- **Görev**:
Aşağıdaki okuma metninde geçen bütün özel adları, yalnızca yer adı olanları ("Avrupa", "Avusturya") dışarıda bırakarak listeleyin. Aynı adın farklı yazılışlarını tek bir ad sayın.

- **Okuma metni**:
-=-=-
Yeni Strateji Zorunluluğu

Değişen koşullar, dini kurumların da yeni stratejiler geliştirmesini zorunlu kılmaktadır. Aksi halde marjinalleşmiş küçük topluluklar olarak kalırlar.

Virgül’ün notu: “Avrupa ülkelerinde marjinalleşen dini cemaatlerin mevcut olduğu bilinmektedir.”

Geçtiğimiz hafta başka bir konu üzerinden davet edildiğim Avusturya İçişleri Bakanlığı mensuplarına da söylediğim gibi:

Kurulduğu günden bu yana ATIB’in en temel misyonu, radikalleşmenin önüne geçmek ve IŞİD benzeri örgütlerin militan devşirmesini engellemektir. ATIB bu konuda kendi cemaat çevresinde kayda değer bir başarı sağlamış; istihbarat raporlarında, tespit edilen IŞİD benzeri yapılarla temas kurmuş hiçbir kişinin ATİB’e bağlı camilerle ilişkisinin bulunmadığı açıkça belirtilmiştir. Bakanlık yetkilileri de bu tespitin doğruluğunu bizzat bana teyit etmiştir.

Öte yandan, tespitlerimden “ATIB savunuculuğu” çıkarılmamalıdır. Zira bu yöndeki değerlendirmeleri, Avusturya’nın araştırmacı gazetecileri de 2002 yılı öncesinde kaleme aldıkları makalelerle ortaya koymuş ve bu bilgiler Virgül arşivinde kayıt altına alınmıştır.
-=-=-
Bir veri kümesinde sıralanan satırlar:
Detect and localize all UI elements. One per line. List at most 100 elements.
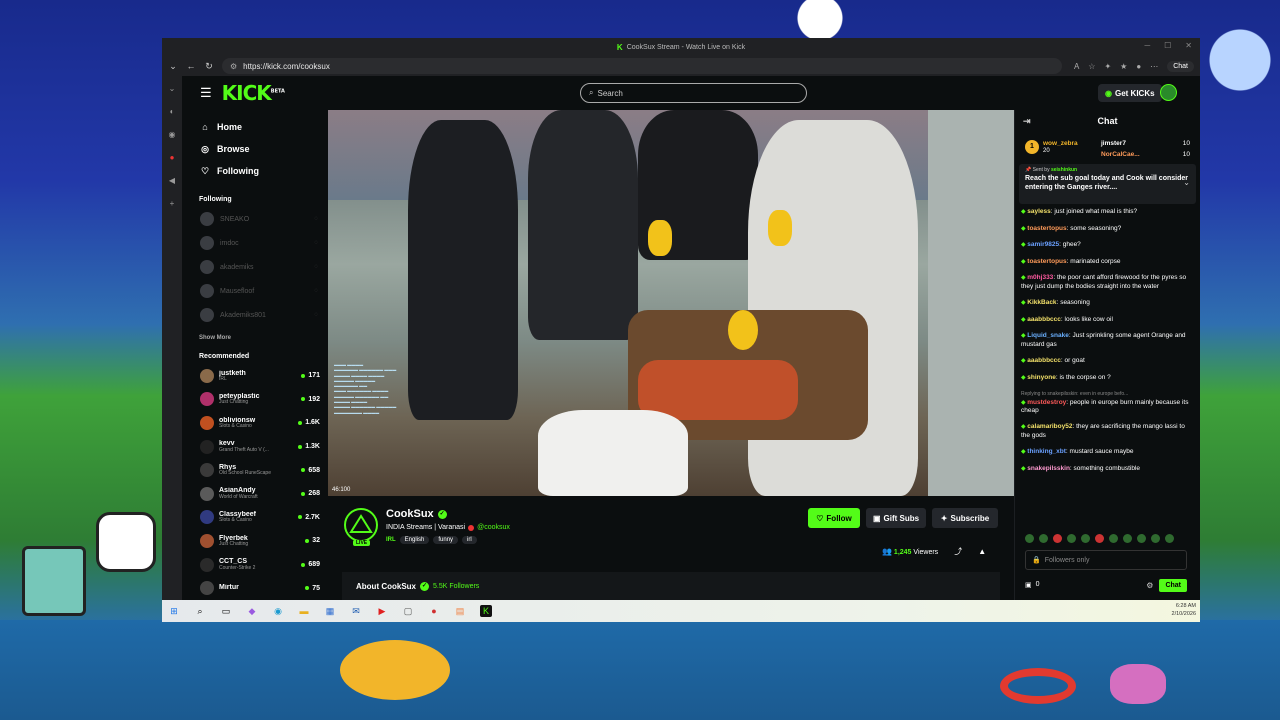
following-item[interactable]: imdoc ◌ xyxy=(182,231,328,255)
copilot-icon[interactable]: ◐ xyxy=(170,107,175,116)
leaderboard-row[interactable]: NorCalCae... 10 xyxy=(1101,149,1190,160)
chat-message[interactable]: ◆ KikkBack: seasoning xyxy=(1021,299,1194,307)
workspace-icon[interactable]: ◉ xyxy=(169,130,176,139)
nav-browse[interactable]: ◎ Browse xyxy=(200,138,328,160)
recommended-channel[interactable]: peteyplastic Just Chatting 192 xyxy=(182,388,328,412)
favorites-icon[interactable]: ★ xyxy=(1120,62,1127,71)
chat-message[interactable]: ◆ toastertopus: some seasoning? xyxy=(1021,225,1194,233)
tag[interactable]: irl xyxy=(462,536,477,544)
recommended-channel[interactable]: Flyerbek Just Chatting 32 xyxy=(182,529,328,553)
favorite-star-icon[interactable]: ☆ xyxy=(1088,62,1095,71)
following-item[interactable]: SNEAKO ◌ xyxy=(182,207,328,231)
windows-start-icon[interactable]: ⊞ xyxy=(168,605,180,617)
system-clock[interactable]: 6:28 AM 2/10/2026 xyxy=(1172,602,1196,618)
chevron-down-icon[interactable]: ⌄ xyxy=(1183,178,1190,187)
extensions-icon[interactable]: ✦ xyxy=(1104,62,1111,71)
chat-username[interactable]: samir9825 xyxy=(1027,241,1059,248)
profile-icon[interactable]: ● xyxy=(1136,62,1141,71)
leaderboard-row[interactable]: jimster7 10 xyxy=(1101,138,1190,149)
emote-icon[interactable] xyxy=(1067,534,1076,543)
kick-logo[interactable]: KICKBETA xyxy=(222,81,285,105)
gift-subs-button[interactable]: ▣ Gift Subs xyxy=(866,508,926,528)
chevron-down-icon[interactable]: ⌄ xyxy=(168,61,178,72)
chat-message[interactable]: ◆ m0hj333: the poor cant afford firewood… xyxy=(1021,274,1194,290)
emote-icon[interactable] xyxy=(1053,534,1062,543)
recommended-channel[interactable]: CCT_CS Counter-Strike 2 689 xyxy=(182,553,328,577)
report-icon[interactable]: ▲ xyxy=(978,547,986,556)
chat-username[interactable]: calamariboy52 xyxy=(1027,423,1072,430)
chat-input[interactable]: 🔒 Followers only xyxy=(1025,550,1187,570)
app-icon[interactable]: ▢ xyxy=(402,605,414,617)
add-icon[interactable]: + xyxy=(170,199,175,208)
chat-message[interactable]: ◆ snakepilsskin: something combustible xyxy=(1021,465,1194,473)
chat-message[interactable]: ◆ aaabbbccc: looks like cow oil xyxy=(1021,316,1194,324)
avatar[interactable] xyxy=(1160,84,1177,101)
recommended-channel[interactable]: Mirtur 75 xyxy=(182,576,328,600)
app-icon[interactable]: ▤ xyxy=(454,605,466,617)
chat-message[interactable]: ◆ shinyone: is the corpse on ? xyxy=(1021,374,1194,382)
chat-username[interactable]: thinking_xbt xyxy=(1027,448,1066,455)
gear-icon[interactable]: ⚙ xyxy=(1146,581,1153,590)
nav-home[interactable]: ⌂ Home xyxy=(200,116,328,138)
chrome-icon[interactable]: ● xyxy=(428,605,440,617)
tag[interactable]: funny xyxy=(433,536,459,544)
chat-message[interactable]: ◆ calamariboy52: they are sacrificing th… xyxy=(1021,423,1194,439)
chat-username[interactable]: toastertopus xyxy=(1027,225,1066,232)
copilot-icon[interactable]: ◆ xyxy=(246,605,258,617)
following-item[interactable]: akademiks ◌ xyxy=(182,255,328,279)
kick-app-icon[interactable]: K xyxy=(480,605,492,617)
url-field[interactable]: ⚙ https://kick.com/cooksux xyxy=(221,58,1062,74)
chat-message[interactable]: ◆ thinking_xbt: mustard sauce maybe xyxy=(1021,448,1194,456)
outlook-icon[interactable]: ✉ xyxy=(350,605,362,617)
chat-username[interactable]: mustdestroy xyxy=(1027,399,1066,406)
avatar[interactable] xyxy=(344,508,378,542)
emote-icon[interactable] xyxy=(1123,534,1132,543)
recommended-channel[interactable]: justketh IRL 171 xyxy=(182,364,328,388)
show-more-button[interactable]: Show More xyxy=(182,335,328,341)
copilot-chat-button[interactable]: Chat xyxy=(1167,60,1194,72)
chat-username[interactable]: aaabbbccc xyxy=(1027,316,1061,323)
recommended-channel[interactable]: Rhys Old School RuneScape 658 xyxy=(182,458,328,482)
recommended-channel[interactable]: AsianAndy World of Warcraft 268 xyxy=(182,482,328,506)
read-aloud-icon[interactable]: A xyxy=(1074,62,1079,71)
recommended-channel[interactable]: oblivionsw Slots & Casino 1.6K xyxy=(182,411,328,435)
category-link[interactable]: IRL xyxy=(386,537,396,543)
chat-username[interactable]: aaabbbccc xyxy=(1027,357,1061,364)
chat-message[interactable]: Replying to snakepilsskin: even in europ… xyxy=(1021,390,1194,415)
nav-following[interactable]: ♡ Following xyxy=(200,160,328,182)
chat-username[interactable]: toastertopus xyxy=(1027,258,1066,265)
chat-message[interactable]: ◆ toastertopus: marinated corpse xyxy=(1021,258,1194,266)
minimize-icon[interactable]: ─ xyxy=(1144,41,1150,50)
send-chat-button[interactable]: Chat xyxy=(1159,578,1187,592)
video-player[interactable]: ▬▬▬ ▬▬▬▬ ▬▬▬▬▬▬ ▬▬▬▬▬▬ ▬▬▬ ▬▬▬▬ ▬▬▬▬ ▬▬▬▬ ▬… xyxy=(328,110,1014,496)
youtube-icon[interactable]: ▶ xyxy=(376,605,388,617)
back-icon[interactable]: ← xyxy=(186,61,196,71)
emote-icon[interactable] xyxy=(1165,534,1174,543)
share-icon[interactable]: ⤴ xyxy=(954,546,962,557)
collapse-chat-icon[interactable]: ⇥ xyxy=(1023,116,1031,127)
site-info-icon[interactable]: ⚙ xyxy=(230,62,237,71)
chevron-down-icon[interactable]: ⌄ xyxy=(169,84,176,93)
more-menu-icon[interactable]: ⋯ xyxy=(1150,62,1158,71)
following-item[interactable]: Akademiks801 ◌ xyxy=(182,303,328,327)
emote-icon[interactable] xyxy=(1095,534,1104,543)
leaderboard-top[interactable]: 1 wow_zebra 20 xyxy=(1025,138,1095,156)
store-icon[interactable]: ▦ xyxy=(324,605,336,617)
emote-icon[interactable] xyxy=(1151,534,1160,543)
chat-username[interactable]: sayless xyxy=(1027,208,1051,215)
maximize-icon[interactable]: ☐ xyxy=(1164,41,1171,50)
subscribe-button[interactable]: ✦ Subscribe xyxy=(932,508,998,528)
follow-button[interactable]: ♡ Follow xyxy=(808,508,860,528)
following-item[interactable]: Mausefloof ◌ xyxy=(182,279,328,303)
chat-message[interactable]: ◆ samir9825: ghee? xyxy=(1021,241,1194,249)
search-input[interactable]: ⌕ Search xyxy=(580,83,807,103)
chat-username[interactable]: shinyone xyxy=(1027,374,1056,381)
chat-message[interactable]: ◆ sayless: just joined what meal is this… xyxy=(1021,208,1194,216)
get-kicks-button[interactable]: ◉ Get KICKs xyxy=(1098,84,1162,102)
reload-icon[interactable]: ↻ xyxy=(204,61,214,72)
edge-browser-icon[interactable]: ◉ xyxy=(272,605,284,617)
recommended-channel[interactable]: Classybeef Slots & Casino 2.7K xyxy=(182,506,328,530)
tag[interactable]: English xyxy=(399,536,430,544)
channel-name[interactable]: CookSux xyxy=(386,508,434,520)
emote-icon[interactable] xyxy=(1039,534,1048,543)
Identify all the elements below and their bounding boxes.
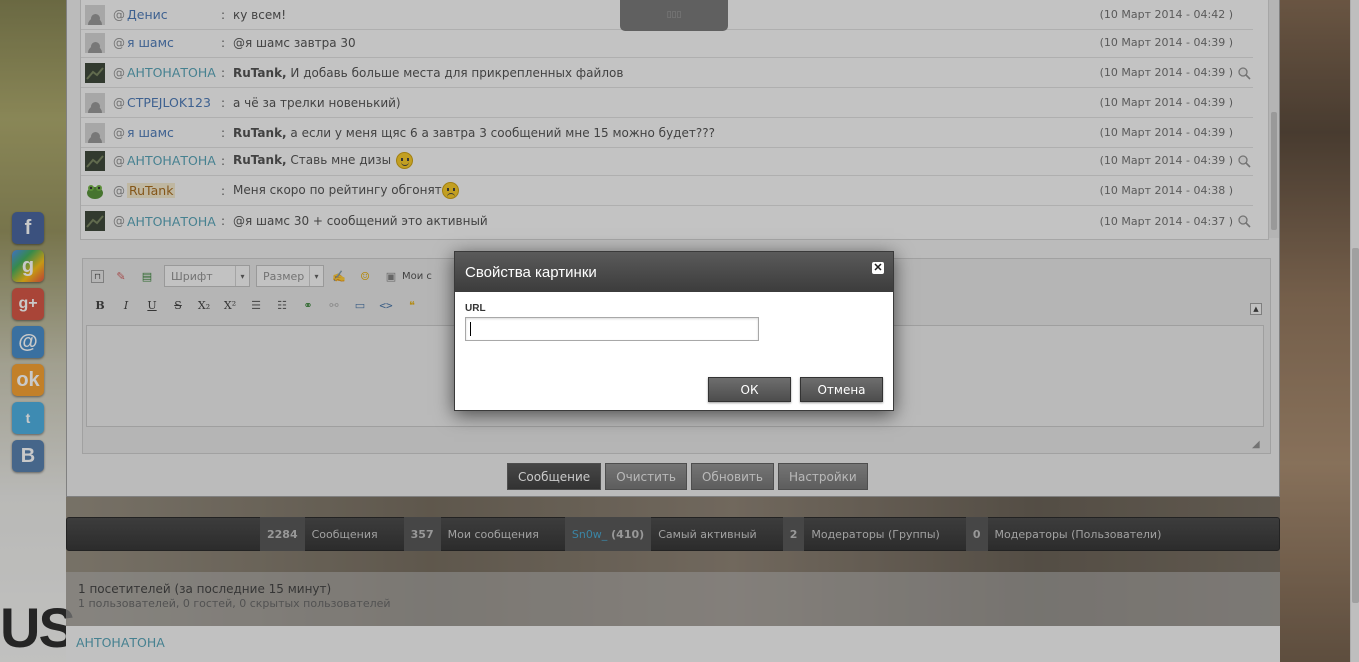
dialog-header: Свойства картинки ✕ <box>455 252 893 292</box>
dialog-title: Свойства картинки <box>465 263 597 281</box>
ok-button[interactable]: ОК <box>708 377 791 402</box>
url-label: URL <box>465 303 486 314</box>
cancel-button[interactable]: Отмена <box>800 377 883 402</box>
image-properties-dialog: Свойства картинки ✕ URL ОК Отмена <box>454 251 894 411</box>
close-icon[interactable]: ✕ <box>872 262 884 274</box>
text-caret <box>470 322 471 336</box>
url-input[interactable] <box>465 317 759 341</box>
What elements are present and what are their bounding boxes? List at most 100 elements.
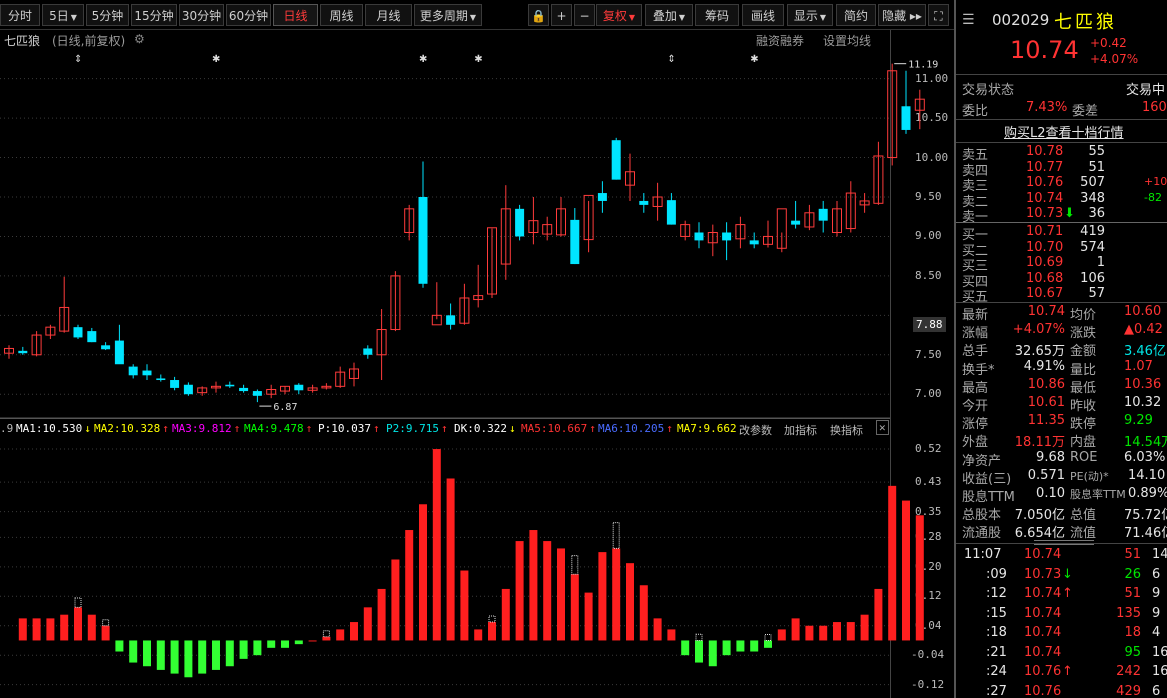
ask-row[interactable]: 卖四 10.77 51	[956, 159, 1167, 179]
stat-value: 0.10	[1036, 486, 1065, 501]
stat-label: 内盘	[1070, 435, 1097, 451]
panel-splitter[interactable]	[1034, 540, 1094, 545]
dk-bar	[653, 618, 662, 641]
bid-row[interactable]: 买三 10.69 1	[956, 255, 1167, 274]
dk-bar	[198, 640, 207, 674]
dk-bar	[722, 640, 731, 656]
l2-upgrade-link[interactable]: 购买L2查看十档行情	[1004, 122, 1124, 141]
weicha-label: 委差	[1072, 104, 1099, 119]
dk-bar	[626, 563, 634, 641]
trade-row: :21 10.74 95 16	[956, 645, 1167, 664]
stat-label: 净资产	[962, 453, 1002, 469]
event-marker-icon: ✱	[419, 54, 427, 65]
stat-label: 总股本	[962, 508, 1002, 524]
trade-row: :15 10.74 135 9	[956, 606, 1167, 625]
dk-bar	[764, 640, 772, 648]
dk-bar	[915, 515, 924, 641]
stat-label: 今开	[962, 399, 989, 414]
ask-row[interactable]: 卖三 10.76 507 +10	[956, 175, 1167, 194]
trade-count: 6	[1152, 683, 1161, 698]
stat-value: 0.571	[1027, 467, 1065, 483]
dk-bar	[681, 640, 690, 656]
stock-code: 002029	[992, 11, 1050, 29]
dk-bar	[846, 622, 855, 641]
trade-row: 11:07 10.74 51 14	[956, 547, 1167, 566]
ask-price: 10.76	[1026, 175, 1064, 190]
dk-bar	[322, 636, 331, 641]
ask-volume: 36	[1088, 206, 1105, 221]
ask-row[interactable]: 卖五 10.78 55	[956, 144, 1167, 163]
stat-value: 10.74	[1027, 304, 1065, 319]
bid-row[interactable]: 买四 10.68 106	[956, 271, 1167, 290]
ask-price: 10.78	[1026, 144, 1064, 159]
candle-body	[156, 378, 166, 381]
stat-value: 6.03%	[1124, 449, 1166, 465]
stat-row: 今开 10.61 昨收 10.32	[956, 395, 1167, 414]
bid-row[interactable]: 买二 10.70 574	[956, 239, 1167, 259]
arrow-down-icon: ↓	[1062, 566, 1073, 582]
candle-body	[639, 200, 649, 205]
trade-time: :24	[986, 664, 1007, 679]
ask-price: 10.74	[1026, 190, 1064, 206]
dk-bar	[212, 640, 220, 670]
dk-bar	[667, 629, 676, 641]
stat-label: 流通股	[962, 526, 1002, 542]
dk-bar	[460, 570, 469, 641]
candle-body	[446, 315, 456, 325]
candle-body	[114, 340, 124, 365]
weicha-value: 160	[1142, 100, 1167, 115]
dk-bar	[32, 618, 41, 641]
dk-bar	[888, 485, 897, 641]
max-price-label: 11.19	[908, 60, 938, 71]
dk-bar	[101, 625, 110, 641]
dk-bar-ghost	[74, 597, 82, 608]
ask-volume: 51	[1088, 159, 1105, 175]
weibi-value: 7.43%	[1026, 100, 1068, 115]
dk-bar	[184, 640, 193, 678]
candle-body	[570, 219, 580, 265]
bid-price: 10.70	[1026, 239, 1064, 255]
stat-value: 32.65万	[1014, 344, 1065, 360]
dk-bar	[860, 614, 869, 641]
stat-value: 11.35	[1027, 413, 1065, 429]
candlestick-chart[interactable]: 11.19 6.87 ⇕ ✱ ✱ ✱ ⇕ ✱	[0, 0, 954, 698]
stat-label: 金额	[1070, 344, 1097, 360]
stat-label: 外盘	[962, 435, 989, 451]
stat-label: 流值	[1070, 526, 1097, 542]
stat-row: 收益(三) 0.571 PE(动)* 14.10	[956, 467, 1167, 487]
candle-body	[694, 232, 704, 241]
current-price: 10.74	[1010, 36, 1079, 64]
event-marker-icon: ⇕	[74, 54, 82, 65]
dk-bar	[46, 618, 55, 641]
bid-volume: 1	[1096, 255, 1105, 270]
stat-label: 总值	[1070, 508, 1097, 524]
quote-menu-icon[interactable]: ☰	[962, 12, 975, 28]
stat-label: 跌停	[1070, 417, 1097, 433]
stat-value: 1.07	[1124, 358, 1153, 374]
trade-time: :27	[986, 683, 1007, 698]
dk-bar	[584, 592, 593, 641]
arrow-down-icon: ⬇	[1064, 206, 1075, 221]
trade-price: 10.74	[1024, 586, 1062, 601]
candle-body	[611, 140, 621, 180]
dk-bar	[736, 640, 745, 652]
dk-bar	[529, 530, 538, 641]
bid-row[interactable]: 买一 10.71 419	[956, 224, 1167, 243]
trade-price: 10.76	[1024, 664, 1062, 679]
dk-bar	[874, 588, 883, 641]
trade-volume: 51	[1124, 586, 1141, 601]
stat-label: 收益(三)	[962, 471, 1012, 487]
bid-volume: 574	[1080, 239, 1105, 255]
dk-bar	[115, 640, 124, 652]
stat-row: 外盘 18.11万内盘 14.54万	[956, 431, 1167, 451]
candle-body	[597, 193, 607, 201]
ask-row[interactable]: 卖一 10.73 ⬇ 36	[956, 206, 1167, 225]
dk-bar	[695, 640, 703, 663]
dk-bar	[805, 625, 814, 641]
trade-time: 11:07	[964, 547, 1002, 562]
dk-bar	[777, 629, 786, 641]
event-marker-icon: ✱	[750, 54, 758, 65]
dk-bar	[308, 640, 317, 642]
ask-row[interactable]: 卖二 10.74 348 -82	[956, 190, 1167, 210]
bid-row[interactable]: 买五 10.67 57	[956, 286, 1167, 305]
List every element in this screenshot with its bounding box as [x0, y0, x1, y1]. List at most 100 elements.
-=-=-
- **Görevin çıktısı**:
- Virgül
- Avusturya İçişleri Bakanlığı
- ATIB (ATİB)
- IŞİD